**Page text:**
start
The Dodgers are seemingly in good shape with a young nucleus, except pitching, but they have a number of pitchers who are at the ML level or just below that can assume the mantle. Ross Stripling, Julio Urias, Caleb Ferguson, Dennis Santana, Dustin May, Mitchell White, Tony Gonsolin, and Michael Grove all considered close and in the top 14. The next level also may include some top talent that needs more experience to develop; Edwin Uceta, Braydon Fisher, John Rooney, Gerardo Carrillo, Robinson Ortiz, and Andrew Sopko. This does not include top converted reliever candidates like Yadier Alvarez, Jordan Sheffield, and Josh Sborz, or full-time relievers like Marshall Kasowski. I will include Joe Broussard in that group, because while I am not high on Joe, many fans and bloggers are.
While the Dodgers boast a couple of top ten OF other than Alex Verdugo, I am not sold on either DJ Peters or Jeren Kendall. I am hopeful that both will surprise me with a more productive 2019 with DJ probably in OKC and Kendall at Tulsa. They both need to be pushed to see if they can hit better pitching. The only other OF in the Top 30 is Starling Heredia. He seems lost but does still possess good skills. Whether he can take those skills and become a ML OF is a major question.
end
**Objective 1:** According to the Dodgers prospects text, where will DJ Peters and Jeren Kendall probably play in 2019?
**Objective 2:** Name every pitcher that the Dodgers prospects text puts in "The next level" group.

(Dataset items)
start
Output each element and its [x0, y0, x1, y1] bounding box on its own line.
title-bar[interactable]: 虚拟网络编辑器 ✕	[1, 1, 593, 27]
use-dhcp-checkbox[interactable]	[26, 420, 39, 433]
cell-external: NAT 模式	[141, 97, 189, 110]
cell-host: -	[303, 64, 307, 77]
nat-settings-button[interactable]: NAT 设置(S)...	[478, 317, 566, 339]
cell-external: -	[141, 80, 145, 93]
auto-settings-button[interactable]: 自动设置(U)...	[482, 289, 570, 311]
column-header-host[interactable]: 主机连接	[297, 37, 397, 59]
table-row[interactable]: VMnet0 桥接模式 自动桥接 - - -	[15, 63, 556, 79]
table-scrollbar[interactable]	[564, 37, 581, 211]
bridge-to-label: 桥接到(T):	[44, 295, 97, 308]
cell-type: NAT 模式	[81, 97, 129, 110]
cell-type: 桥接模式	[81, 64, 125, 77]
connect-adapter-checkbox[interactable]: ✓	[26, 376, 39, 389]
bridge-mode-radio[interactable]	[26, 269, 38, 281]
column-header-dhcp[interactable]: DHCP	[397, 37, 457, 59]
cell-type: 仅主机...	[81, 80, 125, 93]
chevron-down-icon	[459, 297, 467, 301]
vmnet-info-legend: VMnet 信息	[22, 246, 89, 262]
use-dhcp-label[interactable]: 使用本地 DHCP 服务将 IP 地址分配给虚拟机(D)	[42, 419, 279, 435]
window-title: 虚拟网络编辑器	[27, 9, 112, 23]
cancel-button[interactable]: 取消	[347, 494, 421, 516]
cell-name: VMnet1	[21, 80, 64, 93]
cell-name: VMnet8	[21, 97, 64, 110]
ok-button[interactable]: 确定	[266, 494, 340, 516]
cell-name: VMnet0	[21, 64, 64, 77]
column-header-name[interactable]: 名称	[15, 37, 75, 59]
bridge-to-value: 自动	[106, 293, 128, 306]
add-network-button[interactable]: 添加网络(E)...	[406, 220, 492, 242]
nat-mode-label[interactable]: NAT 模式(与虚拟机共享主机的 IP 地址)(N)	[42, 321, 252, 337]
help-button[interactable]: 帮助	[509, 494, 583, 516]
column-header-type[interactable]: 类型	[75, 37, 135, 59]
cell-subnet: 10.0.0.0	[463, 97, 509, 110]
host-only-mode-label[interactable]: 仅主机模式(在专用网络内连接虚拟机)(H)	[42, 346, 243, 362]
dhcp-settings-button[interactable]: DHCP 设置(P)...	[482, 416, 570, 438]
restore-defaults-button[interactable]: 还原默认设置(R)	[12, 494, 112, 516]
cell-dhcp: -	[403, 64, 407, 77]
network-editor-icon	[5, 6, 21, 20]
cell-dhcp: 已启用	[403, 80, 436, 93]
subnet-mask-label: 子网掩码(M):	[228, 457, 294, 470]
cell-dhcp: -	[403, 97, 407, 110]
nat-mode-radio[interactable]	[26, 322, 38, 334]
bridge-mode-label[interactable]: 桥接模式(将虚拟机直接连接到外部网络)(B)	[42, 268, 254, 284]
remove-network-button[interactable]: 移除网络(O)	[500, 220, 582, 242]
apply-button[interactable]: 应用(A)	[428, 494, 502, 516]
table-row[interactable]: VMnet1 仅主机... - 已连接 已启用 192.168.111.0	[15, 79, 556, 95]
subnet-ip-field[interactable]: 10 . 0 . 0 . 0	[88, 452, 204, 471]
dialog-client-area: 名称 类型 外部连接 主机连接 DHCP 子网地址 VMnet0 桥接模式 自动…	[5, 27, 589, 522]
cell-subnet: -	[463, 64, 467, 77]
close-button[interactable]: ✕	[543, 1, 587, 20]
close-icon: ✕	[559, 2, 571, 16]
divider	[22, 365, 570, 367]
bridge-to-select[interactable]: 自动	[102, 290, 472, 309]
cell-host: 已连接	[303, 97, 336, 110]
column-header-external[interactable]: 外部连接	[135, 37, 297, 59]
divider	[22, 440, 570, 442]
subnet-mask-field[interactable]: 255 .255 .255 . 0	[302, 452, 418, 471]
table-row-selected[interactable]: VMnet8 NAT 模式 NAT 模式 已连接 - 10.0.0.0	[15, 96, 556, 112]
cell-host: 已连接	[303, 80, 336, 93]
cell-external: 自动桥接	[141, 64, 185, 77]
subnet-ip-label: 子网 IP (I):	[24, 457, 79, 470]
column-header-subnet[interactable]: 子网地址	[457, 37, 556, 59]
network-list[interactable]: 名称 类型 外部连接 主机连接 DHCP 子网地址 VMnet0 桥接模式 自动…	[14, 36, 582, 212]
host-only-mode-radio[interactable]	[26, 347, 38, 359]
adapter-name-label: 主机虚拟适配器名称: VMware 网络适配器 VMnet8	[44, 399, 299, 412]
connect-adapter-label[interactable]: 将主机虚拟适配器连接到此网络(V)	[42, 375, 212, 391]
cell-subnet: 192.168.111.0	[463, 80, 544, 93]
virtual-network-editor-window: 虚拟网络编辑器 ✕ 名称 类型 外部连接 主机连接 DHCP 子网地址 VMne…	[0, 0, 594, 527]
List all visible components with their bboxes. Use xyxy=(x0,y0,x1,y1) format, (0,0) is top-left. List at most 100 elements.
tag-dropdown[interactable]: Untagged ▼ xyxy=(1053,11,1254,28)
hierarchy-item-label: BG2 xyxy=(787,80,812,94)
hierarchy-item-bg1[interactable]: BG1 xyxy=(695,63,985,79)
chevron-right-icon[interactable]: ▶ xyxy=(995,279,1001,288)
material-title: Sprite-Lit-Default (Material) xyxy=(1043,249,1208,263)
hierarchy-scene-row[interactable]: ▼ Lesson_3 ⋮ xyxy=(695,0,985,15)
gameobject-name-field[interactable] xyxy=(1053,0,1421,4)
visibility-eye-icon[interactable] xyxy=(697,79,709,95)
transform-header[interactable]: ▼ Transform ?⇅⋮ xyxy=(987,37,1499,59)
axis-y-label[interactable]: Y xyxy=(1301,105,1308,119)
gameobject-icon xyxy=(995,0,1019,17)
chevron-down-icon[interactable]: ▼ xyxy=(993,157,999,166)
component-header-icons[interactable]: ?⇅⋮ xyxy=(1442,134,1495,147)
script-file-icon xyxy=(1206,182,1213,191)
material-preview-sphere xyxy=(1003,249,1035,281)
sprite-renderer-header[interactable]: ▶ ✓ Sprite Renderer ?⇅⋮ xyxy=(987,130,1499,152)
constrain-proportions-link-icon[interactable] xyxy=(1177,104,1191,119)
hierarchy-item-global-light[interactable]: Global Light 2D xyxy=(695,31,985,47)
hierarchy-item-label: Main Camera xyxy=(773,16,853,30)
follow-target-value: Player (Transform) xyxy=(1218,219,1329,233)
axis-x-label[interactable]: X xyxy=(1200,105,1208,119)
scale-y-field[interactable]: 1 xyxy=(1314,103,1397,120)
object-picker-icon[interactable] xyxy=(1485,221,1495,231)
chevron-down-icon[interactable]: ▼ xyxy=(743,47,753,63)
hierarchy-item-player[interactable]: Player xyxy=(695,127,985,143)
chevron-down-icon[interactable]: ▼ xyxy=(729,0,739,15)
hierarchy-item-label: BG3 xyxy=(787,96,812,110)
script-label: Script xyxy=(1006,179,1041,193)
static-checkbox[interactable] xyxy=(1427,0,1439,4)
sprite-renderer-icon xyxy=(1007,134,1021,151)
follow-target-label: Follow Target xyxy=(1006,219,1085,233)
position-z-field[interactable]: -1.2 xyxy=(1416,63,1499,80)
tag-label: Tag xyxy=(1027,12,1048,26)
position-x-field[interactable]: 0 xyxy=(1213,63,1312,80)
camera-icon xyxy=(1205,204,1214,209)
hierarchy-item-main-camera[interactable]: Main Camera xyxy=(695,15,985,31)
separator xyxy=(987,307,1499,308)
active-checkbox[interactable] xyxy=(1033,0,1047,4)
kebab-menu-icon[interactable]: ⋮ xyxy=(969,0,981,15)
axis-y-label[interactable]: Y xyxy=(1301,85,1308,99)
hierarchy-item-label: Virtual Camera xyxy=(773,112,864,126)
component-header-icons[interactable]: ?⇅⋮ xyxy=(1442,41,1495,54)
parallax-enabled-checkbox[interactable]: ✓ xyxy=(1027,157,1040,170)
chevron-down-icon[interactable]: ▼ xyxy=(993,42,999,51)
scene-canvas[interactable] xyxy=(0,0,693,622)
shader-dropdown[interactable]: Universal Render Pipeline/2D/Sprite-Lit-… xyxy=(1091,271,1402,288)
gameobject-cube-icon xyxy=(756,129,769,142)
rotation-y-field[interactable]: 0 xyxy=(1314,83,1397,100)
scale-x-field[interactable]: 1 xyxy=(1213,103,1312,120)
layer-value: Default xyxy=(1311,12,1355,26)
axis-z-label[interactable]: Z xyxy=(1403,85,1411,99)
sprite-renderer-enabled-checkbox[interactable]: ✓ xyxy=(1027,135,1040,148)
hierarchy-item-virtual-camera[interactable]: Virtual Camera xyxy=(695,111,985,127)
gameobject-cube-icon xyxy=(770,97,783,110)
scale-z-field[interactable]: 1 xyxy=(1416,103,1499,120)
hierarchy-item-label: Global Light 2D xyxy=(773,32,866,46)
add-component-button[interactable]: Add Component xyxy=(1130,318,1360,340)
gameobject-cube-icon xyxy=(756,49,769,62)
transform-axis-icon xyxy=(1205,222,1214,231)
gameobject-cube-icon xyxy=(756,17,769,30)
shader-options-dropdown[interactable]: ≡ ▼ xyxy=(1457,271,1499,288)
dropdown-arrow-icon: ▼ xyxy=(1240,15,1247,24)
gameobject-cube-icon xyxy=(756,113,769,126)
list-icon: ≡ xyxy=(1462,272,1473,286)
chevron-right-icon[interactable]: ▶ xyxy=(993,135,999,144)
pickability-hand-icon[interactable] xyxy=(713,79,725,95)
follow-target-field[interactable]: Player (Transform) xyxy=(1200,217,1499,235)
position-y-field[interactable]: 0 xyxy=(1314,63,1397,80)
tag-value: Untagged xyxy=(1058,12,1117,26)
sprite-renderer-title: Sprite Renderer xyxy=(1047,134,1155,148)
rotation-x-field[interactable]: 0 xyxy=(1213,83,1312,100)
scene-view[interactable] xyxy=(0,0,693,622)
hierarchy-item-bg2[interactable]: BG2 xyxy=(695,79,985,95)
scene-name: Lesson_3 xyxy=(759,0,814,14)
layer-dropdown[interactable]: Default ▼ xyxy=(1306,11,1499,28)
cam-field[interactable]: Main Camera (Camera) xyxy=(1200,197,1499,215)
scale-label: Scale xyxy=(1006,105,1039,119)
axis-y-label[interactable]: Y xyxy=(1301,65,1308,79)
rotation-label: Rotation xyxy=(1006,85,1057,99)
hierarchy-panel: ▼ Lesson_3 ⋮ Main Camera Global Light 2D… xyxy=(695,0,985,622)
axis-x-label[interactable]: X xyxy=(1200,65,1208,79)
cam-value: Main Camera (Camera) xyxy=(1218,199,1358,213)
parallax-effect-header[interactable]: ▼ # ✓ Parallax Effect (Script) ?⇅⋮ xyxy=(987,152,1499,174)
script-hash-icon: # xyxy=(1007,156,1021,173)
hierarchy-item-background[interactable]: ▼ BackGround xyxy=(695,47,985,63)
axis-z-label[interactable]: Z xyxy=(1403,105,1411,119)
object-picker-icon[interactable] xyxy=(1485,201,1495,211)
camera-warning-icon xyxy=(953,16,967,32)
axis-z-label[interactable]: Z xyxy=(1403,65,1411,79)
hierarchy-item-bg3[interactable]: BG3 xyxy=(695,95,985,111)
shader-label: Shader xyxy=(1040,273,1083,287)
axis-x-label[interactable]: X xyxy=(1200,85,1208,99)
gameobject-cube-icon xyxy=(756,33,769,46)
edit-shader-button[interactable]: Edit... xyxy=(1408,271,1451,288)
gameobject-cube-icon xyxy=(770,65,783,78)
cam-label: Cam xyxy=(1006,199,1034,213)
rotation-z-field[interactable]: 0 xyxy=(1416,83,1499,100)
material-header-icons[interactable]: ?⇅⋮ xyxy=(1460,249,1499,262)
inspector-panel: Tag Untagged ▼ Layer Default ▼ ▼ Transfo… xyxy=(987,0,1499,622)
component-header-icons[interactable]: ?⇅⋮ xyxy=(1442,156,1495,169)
end
**Correct output 1:** DJ Peters will probably play in OKC, and Jeren Kendall at Tulsa.

**Correct output 2:** Edwin Uceta, Braydon Fisher, John Rooney, Gerardo Carrillo, Robinson Ortiz, Andrew Sopko